» **PROBLEM TO SOLVE**
Transcribe everything in the data word for word. Pictures are left out.

» **EXTRACTED ENTRIES**

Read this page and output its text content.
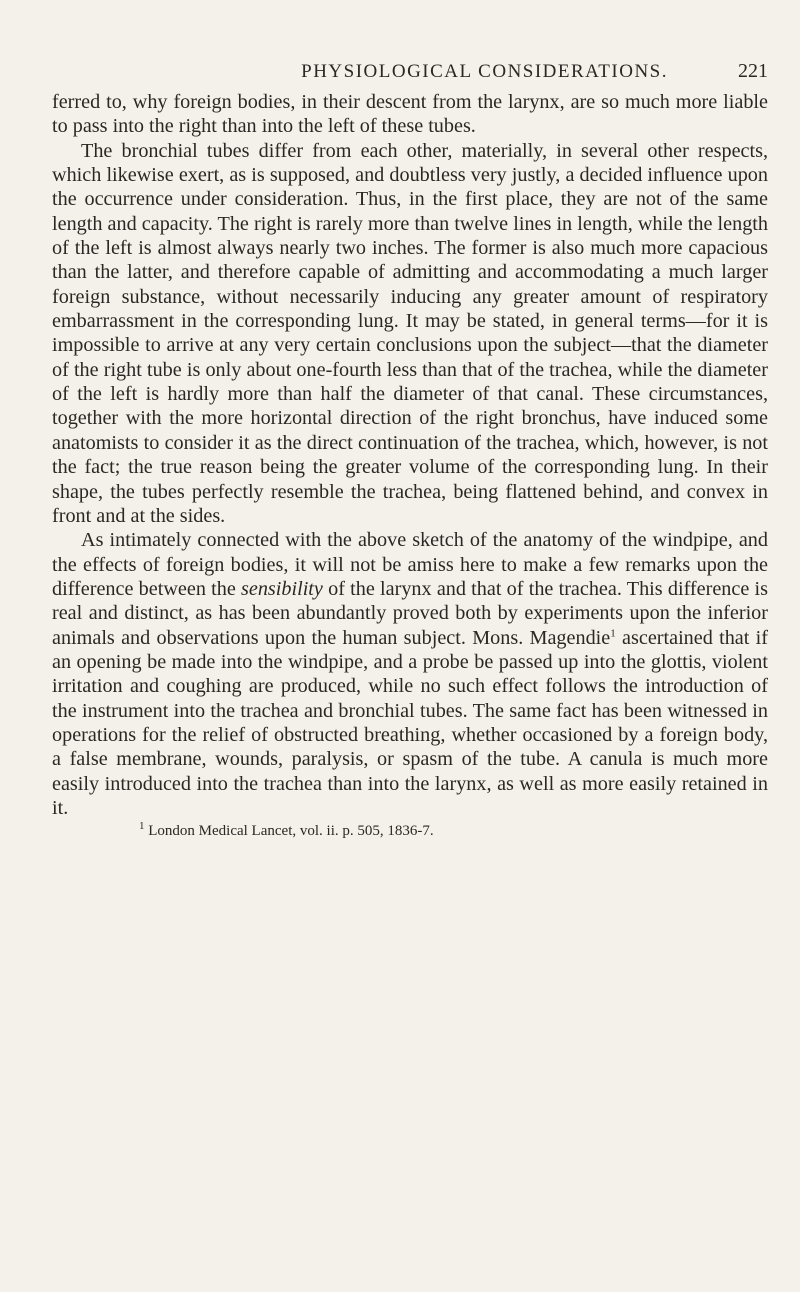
PHYSIOLOGICAL CONSIDERATIONS.	221

ferred to, why foreign bodies, in their descent from the larynx, are so much more liable to pass into the right than into the left of these tubes.

The bronchial tubes differ from each other, materially, in several other respects, which likewise exert, as is supposed, and doubtless very justly, a decided influence upon the occurrence under consideration. Thus, in the first place, they are not of the same length and capacity. The right is rarely more than twelve lines in length, while the length of the left is almost always nearly two inches. The former is also much more capacious than the latter, and therefore capable of admitting and accommodating a much larger foreign substance, without necessarily inducing any greater amount of respiratory embarrassment in the corresponding lung. It may be stated, in general terms—for it is impossible to arrive at any very certain conclusions upon the subject—that the diameter of the right tube is only about one-fourth less than that of the trachea, while the diameter of the left is hardly more than half the diameter of that canal. These circumstances, together with the more horizontal direction of the right bronchus, have induced some anatomists to consider it as the direct continuation of the trachea, which, however, is not the fact; the true reason being the greater volume of the corresponding lung. In their shape, the tubes perfectly resemble the trachea, being flattened behind, and convex in front and at the sides.

As intimately connected with the above sketch of the anatomy of the windpipe, and the effects of foreign bodies, it will not be amiss here to make a few remarks upon the difference between the sensibility of the larynx and that of the trachea. This difference is real and distinct, as has been abundantly proved both by experiments upon the inferior animals and observations upon the human subject. Mons. Magendie$^1$ ascertained that if an opening be made into the windpipe, and a probe be passed up into the glottis, violent irritation and coughing are produced, while no such effect follows the introduction of the instrument into the trachea and bronchial tubes. The same fact has been witnessed in operations for the relief of obstructed breathing, whether occasioned by a foreign body, a false membrane, wounds, paralysis, or spasm of the tube. A canula is much more easily introduced into the trachea than into the larynx, as well as more easily retained in it.

$^1$ London Medical Lancet, vol. ii. p. 505, 1836-7.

» **FULL ANSWER**
Read this page and output its text content.
PHYSIOLOGICAL CONSIDERATIONS.	221

ferred to, why foreign bodies, in their descent from the larynx, are so much more liable to pass into the right than into the left of these tubes.

The bronchial tubes differ from each other, materially, in several other respects, which likewise exert, as is supposed, and doubtless very justly, a decided influence upon the occurrence under consideration. Thus, in the first place, they are not of the same length and capacity. The right is rarely more than twelve lines in length, while the length of the left is almost always nearly two inches. The former is also much more capacious than the latter, and therefore capable of admitting and accommodating a much larger foreign substance, without necessarily inducing any greater amount of respiratory embarrassment in the corresponding lung. It may be stated, in general terms—for it is impossible to arrive at any very certain conclusions upon the subject—that the diameter of the right tube is only about one-fourth less than that of the trachea, while the diameter of the left is hardly more than half the diameter of that canal. These circumstances, together with the more horizontal direction of the right bronchus, have induced some anatomists to consider it as the direct continuation of the trachea, which, however, is not the fact; the true reason being the greater volume of the corresponding lung. In their shape, the tubes perfectly resemble the trachea, being flattened behind, and convex in front and at the sides.

As intimately connected with the above sketch of the anatomy of the windpipe, and the effects of foreign bodies, it will not be amiss here to make a few remarks upon the difference between the sensibility of the larynx and that of the trachea. This difference is real and distinct, as has been abundantly proved both by experiments upon the inferior animals and observations upon the human subject. Mons. Magendie$^1$ ascertained that if an opening be made into the windpipe, and a probe be passed up into the glottis, violent irritation and coughing are produced, while no such effect follows the introduction of the instrument into the trachea and bronchial tubes. The same fact has been witnessed in operations for the relief of obstructed breathing, whether occasioned by a foreign body, a false membrane, wounds, paralysis, or spasm of the tube. A canula is much more easily introduced into the trachea than into the larynx, as well as more easily retained in it.

$^1$ London Medical Lancet, vol. ii. p. 505, 1836-7.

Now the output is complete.